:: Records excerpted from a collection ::
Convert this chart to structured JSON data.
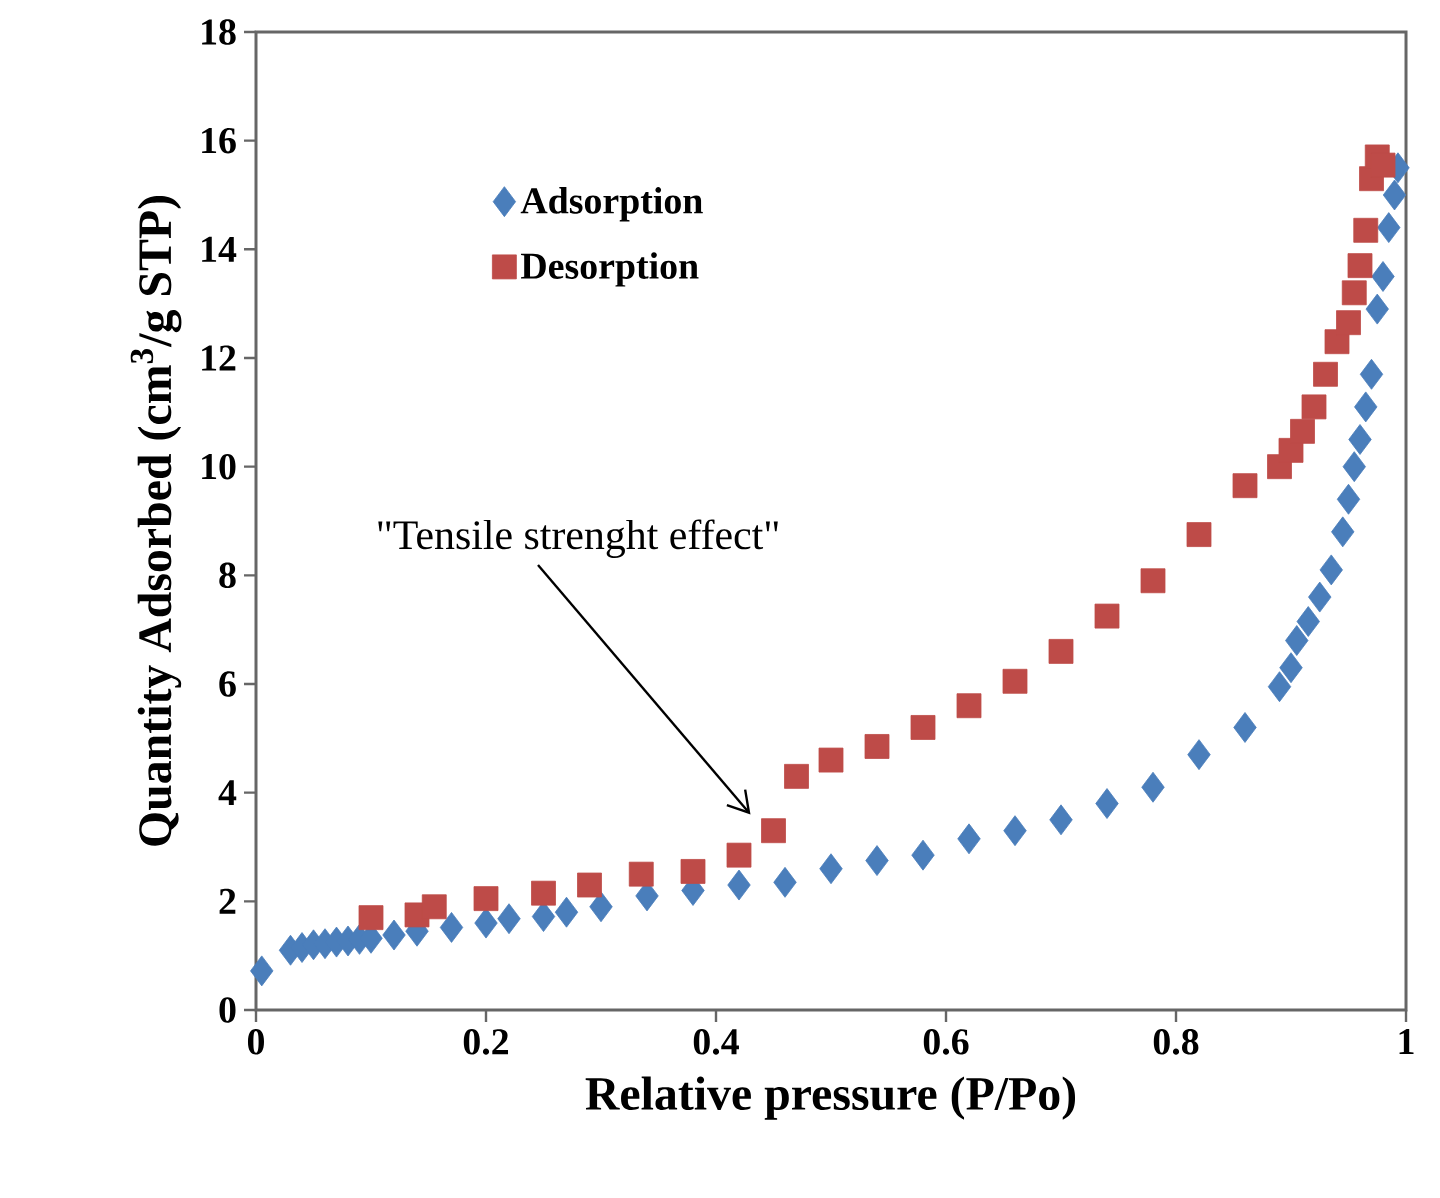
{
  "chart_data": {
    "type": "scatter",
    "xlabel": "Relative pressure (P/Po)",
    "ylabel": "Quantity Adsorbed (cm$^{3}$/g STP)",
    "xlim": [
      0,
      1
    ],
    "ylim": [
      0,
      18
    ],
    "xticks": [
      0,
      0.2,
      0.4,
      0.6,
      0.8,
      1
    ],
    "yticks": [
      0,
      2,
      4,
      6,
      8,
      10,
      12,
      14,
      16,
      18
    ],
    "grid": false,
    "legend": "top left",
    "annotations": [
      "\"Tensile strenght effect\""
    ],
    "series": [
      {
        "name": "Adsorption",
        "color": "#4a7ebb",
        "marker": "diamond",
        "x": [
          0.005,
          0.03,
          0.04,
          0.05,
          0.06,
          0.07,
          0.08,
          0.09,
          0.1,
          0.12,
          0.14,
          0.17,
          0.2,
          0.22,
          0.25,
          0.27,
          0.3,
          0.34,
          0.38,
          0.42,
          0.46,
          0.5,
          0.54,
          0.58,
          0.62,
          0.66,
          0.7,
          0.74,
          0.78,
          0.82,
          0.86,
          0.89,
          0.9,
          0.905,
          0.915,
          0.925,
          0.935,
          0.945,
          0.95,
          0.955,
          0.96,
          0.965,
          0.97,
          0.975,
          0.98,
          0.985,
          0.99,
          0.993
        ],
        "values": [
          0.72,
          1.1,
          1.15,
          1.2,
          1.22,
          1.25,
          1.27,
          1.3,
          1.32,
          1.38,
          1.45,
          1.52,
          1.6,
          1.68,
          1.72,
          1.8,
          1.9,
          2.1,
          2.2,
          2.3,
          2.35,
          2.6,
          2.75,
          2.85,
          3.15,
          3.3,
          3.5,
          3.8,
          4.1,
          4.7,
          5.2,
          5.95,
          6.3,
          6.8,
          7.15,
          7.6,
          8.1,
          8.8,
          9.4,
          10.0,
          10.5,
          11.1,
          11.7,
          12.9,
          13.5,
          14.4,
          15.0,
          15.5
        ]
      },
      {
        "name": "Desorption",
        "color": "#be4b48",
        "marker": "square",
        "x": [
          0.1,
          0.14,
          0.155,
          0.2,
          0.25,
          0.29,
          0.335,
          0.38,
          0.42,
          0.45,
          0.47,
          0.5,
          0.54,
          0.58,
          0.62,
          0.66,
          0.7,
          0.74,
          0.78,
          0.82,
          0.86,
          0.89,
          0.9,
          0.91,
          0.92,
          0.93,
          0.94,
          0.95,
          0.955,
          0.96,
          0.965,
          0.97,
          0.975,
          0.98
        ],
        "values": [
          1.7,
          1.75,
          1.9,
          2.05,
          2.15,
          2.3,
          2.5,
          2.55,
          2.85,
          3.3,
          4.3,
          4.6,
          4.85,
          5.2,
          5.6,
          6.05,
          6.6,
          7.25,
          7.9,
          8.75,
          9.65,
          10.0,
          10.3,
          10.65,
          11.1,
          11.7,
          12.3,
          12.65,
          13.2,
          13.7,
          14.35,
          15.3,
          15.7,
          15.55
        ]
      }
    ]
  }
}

:: Exercise prompt ::
Transcribe the material exactly, leaving every picture out.

:: Complete output ::
Convert this chart to structured JSON data.
{
  "chart_data": {
    "type": "scatter",
    "xlabel": "Relative pressure (P/Po)",
    "ylabel": "Quantity Adsorbed (cm$^{3}$/g STP)",
    "xlim": [
      0,
      1
    ],
    "ylim": [
      0,
      18
    ],
    "xticks": [
      0,
      0.2,
      0.4,
      0.6,
      0.8,
      1
    ],
    "yticks": [
      0,
      2,
      4,
      6,
      8,
      10,
      12,
      14,
      16,
      18
    ],
    "grid": false,
    "legend": "top left",
    "annotations": [
      "\"Tensile strenght effect\""
    ],
    "series": [
      {
        "name": "Adsorption",
        "color": "#4a7ebb",
        "marker": "diamond",
        "x": [
          0.005,
          0.03,
          0.04,
          0.05,
          0.06,
          0.07,
          0.08,
          0.09,
          0.1,
          0.12,
          0.14,
          0.17,
          0.2,
          0.22,
          0.25,
          0.27,
          0.3,
          0.34,
          0.38,
          0.42,
          0.46,
          0.5,
          0.54,
          0.58,
          0.62,
          0.66,
          0.7,
          0.74,
          0.78,
          0.82,
          0.86,
          0.89,
          0.9,
          0.905,
          0.915,
          0.925,
          0.935,
          0.945,
          0.95,
          0.955,
          0.96,
          0.965,
          0.97,
          0.975,
          0.98,
          0.985,
          0.99,
          0.993
        ],
        "values": [
          0.72,
          1.1,
          1.15,
          1.2,
          1.22,
          1.25,
          1.27,
          1.3,
          1.32,
          1.38,
          1.45,
          1.52,
          1.6,
          1.68,
          1.72,
          1.8,
          1.9,
          2.1,
          2.2,
          2.3,
          2.35,
          2.6,
          2.75,
          2.85,
          3.15,
          3.3,
          3.5,
          3.8,
          4.1,
          4.7,
          5.2,
          5.95,
          6.3,
          6.8,
          7.15,
          7.6,
          8.1,
          8.8,
          9.4,
          10.0,
          10.5,
          11.1,
          11.7,
          12.9,
          13.5,
          14.4,
          15.0,
          15.5
        ]
      },
      {
        "name": "Desorption",
        "color": "#be4b48",
        "marker": "square",
        "x": [
          0.1,
          0.14,
          0.155,
          0.2,
          0.25,
          0.29,
          0.335,
          0.38,
          0.42,
          0.45,
          0.47,
          0.5,
          0.54,
          0.58,
          0.62,
          0.66,
          0.7,
          0.74,
          0.78,
          0.82,
          0.86,
          0.89,
          0.9,
          0.91,
          0.92,
          0.93,
          0.94,
          0.95,
          0.955,
          0.96,
          0.965,
          0.97,
          0.975,
          0.98
        ],
        "values": [
          1.7,
          1.75,
          1.9,
          2.05,
          2.15,
          2.3,
          2.5,
          2.55,
          2.85,
          3.3,
          4.3,
          4.6,
          4.85,
          5.2,
          5.6,
          6.05,
          6.6,
          7.25,
          7.9,
          8.75,
          9.65,
          10.0,
          10.3,
          10.65,
          11.1,
          11.7,
          12.3,
          12.65,
          13.2,
          13.7,
          14.35,
          15.3,
          15.7,
          15.55
        ]
      }
    ]
  }
}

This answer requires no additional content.